» **REQUIRED TASK A**:
Can you convert the listing, from its first line through the line containing "y-axis-label: n [4, 207, 20, 217]", into a Markdown table with the columns Row and Line, leaving out blank lines and pictures?

» **EXCERPT TO READ**:
The Symphonies (Complete) –
Nos. 1, 2 “To October”, 3 “First of May”, 4, 5, 6, 7 “Leningrad”, 8, 9, 10, 11 “The Year 1905", 12 “The Year 1917" (“To the Memory of Lenin”), 13 “Babi Yar”, 14, 15.
WDR Symphony Orchestra/Rudolf Barshai, with WDR Chorus (Nos. 2, 3), Sergei Aleksashkin (bass, No. 13), Moscow Choral Academy (No. 13), Alla Simoni (sop., No. 14), Vladimir Vaneev (bass, No. 14)
Brilliant Classics 6324-1/11, Box of 11 CDs in individual cardboard sleeves, with booklet.
Recorded at Philharmonie, Koln, 10/94 (Nos. 1, 3), 1/95 (No. 2), 4/96 and 10/96 (No. 4), 7/95 and 4/96 (No. 5), 10/95 (No. 6), 9/92 (No. 7), 3/94 and 10/95 (No. 8), 7/95, 9/95 and 4/96 (No. 9), 10/96 (No. 10), 5/99 (No. 11), 9/95 (No. 12), 9/00 (No. 13), Sometime in 1999/2000 (No. 14), 6/98 (No. 15)
[670 mins.]

Symphony No. 15 op. 141 (1971)

Having got the subject of death off his chest, Shostakovich moved on. Or did he? Our impressions of the Fifteenth Symphony are inevitably coloured by its opening “toyshop” movement. In music as in anything else first impressions are sticky little blighters, so much so that we as often as not end up wasting half our lives trying to make everything that follows fit in. Hence the commonly-expressed feeling that the work is enigmatic, mysterious, puzzling. I remember one chap who beat his brains against the brick bastions of the Fifteenth for ages, then concluded (not unreasonably, if a little harshly, given his frustration) that the whole shebang was the rag-bag product of a composer on the threshold of senile dementia. Me? I don’t believe that for one second.

» **DATA FOR PROCESSING**:
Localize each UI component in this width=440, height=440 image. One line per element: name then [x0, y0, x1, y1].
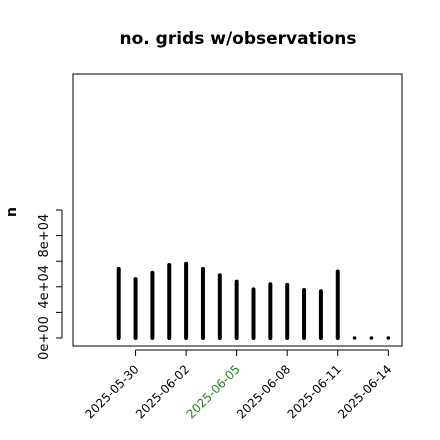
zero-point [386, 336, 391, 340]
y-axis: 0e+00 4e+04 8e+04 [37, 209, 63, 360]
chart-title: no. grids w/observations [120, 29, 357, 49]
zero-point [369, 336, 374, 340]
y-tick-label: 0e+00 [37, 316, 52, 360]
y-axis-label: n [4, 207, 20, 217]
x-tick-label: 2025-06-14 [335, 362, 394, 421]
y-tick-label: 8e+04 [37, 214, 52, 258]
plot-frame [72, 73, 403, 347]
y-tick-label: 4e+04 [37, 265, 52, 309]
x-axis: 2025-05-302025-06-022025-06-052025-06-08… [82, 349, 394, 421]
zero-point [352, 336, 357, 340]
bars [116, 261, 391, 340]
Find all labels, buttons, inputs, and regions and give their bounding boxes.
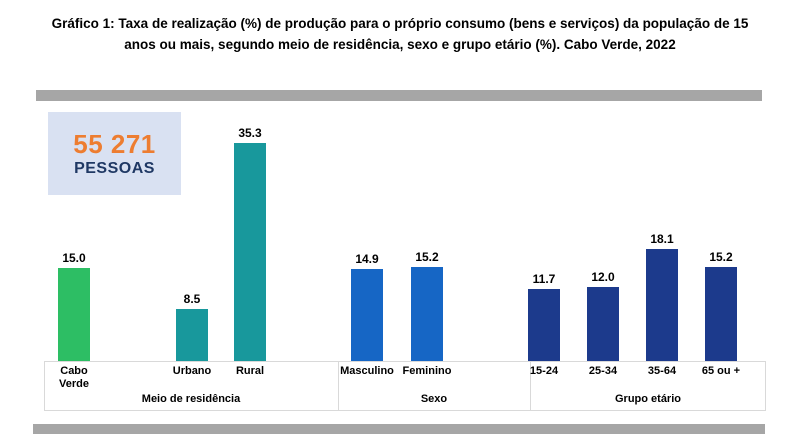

» **REQUIRED TASK B**:
Can you return the whole Shostakovich symphonies review word for word?

» **TASK OUTPUT A**:
| Row | Line |
|---|---|
| 1 | Localize each UI component in this width=440, height=440 image. One line per element: name then [x0, y0, x1, y1]. |
| 2 | zero-point [386, 336, 391, 340] |
| 3 | y-axis: 0e+00 4e+04 8e+04 [37, 209, 63, 360] |
| 4 | chart-title: no. grids w/observations [120, 29, 357, 49] |
| 5 | zero-point [369, 336, 374, 340] |
| 6 | y-tick-label: 0e+00 [37, 316, 52, 360] |
| 7 | y-axis-label: n [4, 207, 20, 217] |

» **TASK OUTPUT B**:
The Symphonies (Complete) –
Nos. 1, 2 “To October”, 3 “First of May”, 4, 5, 6, 7 “Leningrad”, 8, 9, 10, 11 “The Year 1905", 12 “The Year 1917" (“To the Memory of Lenin”), 13 “Babi Yar”, 14, 15.
WDR Symphony Orchestra/Rudolf Barshai, with WDR Chorus (Nos. 2, 3), Sergei Aleksashkin (bass, No. 13), Moscow Choral Academy (No. 13), Alla Simoni (sop., No. 14), Vladimir Vaneev (bass, No. 14)
Brilliant Classics 6324-1/11, Box of 11 CDs in individual cardboard sleeves, with booklet.
Recorded at Philharmonie, Koln, 10/94 (Nos. 1, 3), 1/95 (No. 2), 4/96 and 10/96 (No. 4), 7/95 and 4/96 (No. 5), 10/95 (No. 6), 9/92 (No. 7), 3/94 and 10/95 (No. 8), 7/95, 9/95 and 4/96 (No. 9), 10/96 (No. 10), 5/99 (No. 11), 9/95 (No. 12), 9/00 (No. 13), Sometime in 1999/2000 (No. 14), 6/98 (No. 15)
[670 mins.]

Symphony No. 15 op. 141 (1971)

Having got the subject of death off his chest, Shostakovich moved on. Or did he? Our impressions of the Fifteenth Symphony are inevitably coloured by its opening “toyshop” movement. In music as in anything else first impressions are sticky little blighters, so much so that we as often as not end up wasting half our lives trying to make everything that follows fit in. Hence the commonly-expressed feeling that the work is enigmatic, mysterious, puzzling. I remember one chap who beat his brains against the brick bastions of the Fifteenth for ages, then concluded (not unreasonably, if a little harshly, given his frustration) that the whole shebang was the rag-bag product of a composer on the threshold of senile dementia. Me? I don’t believe that for one second.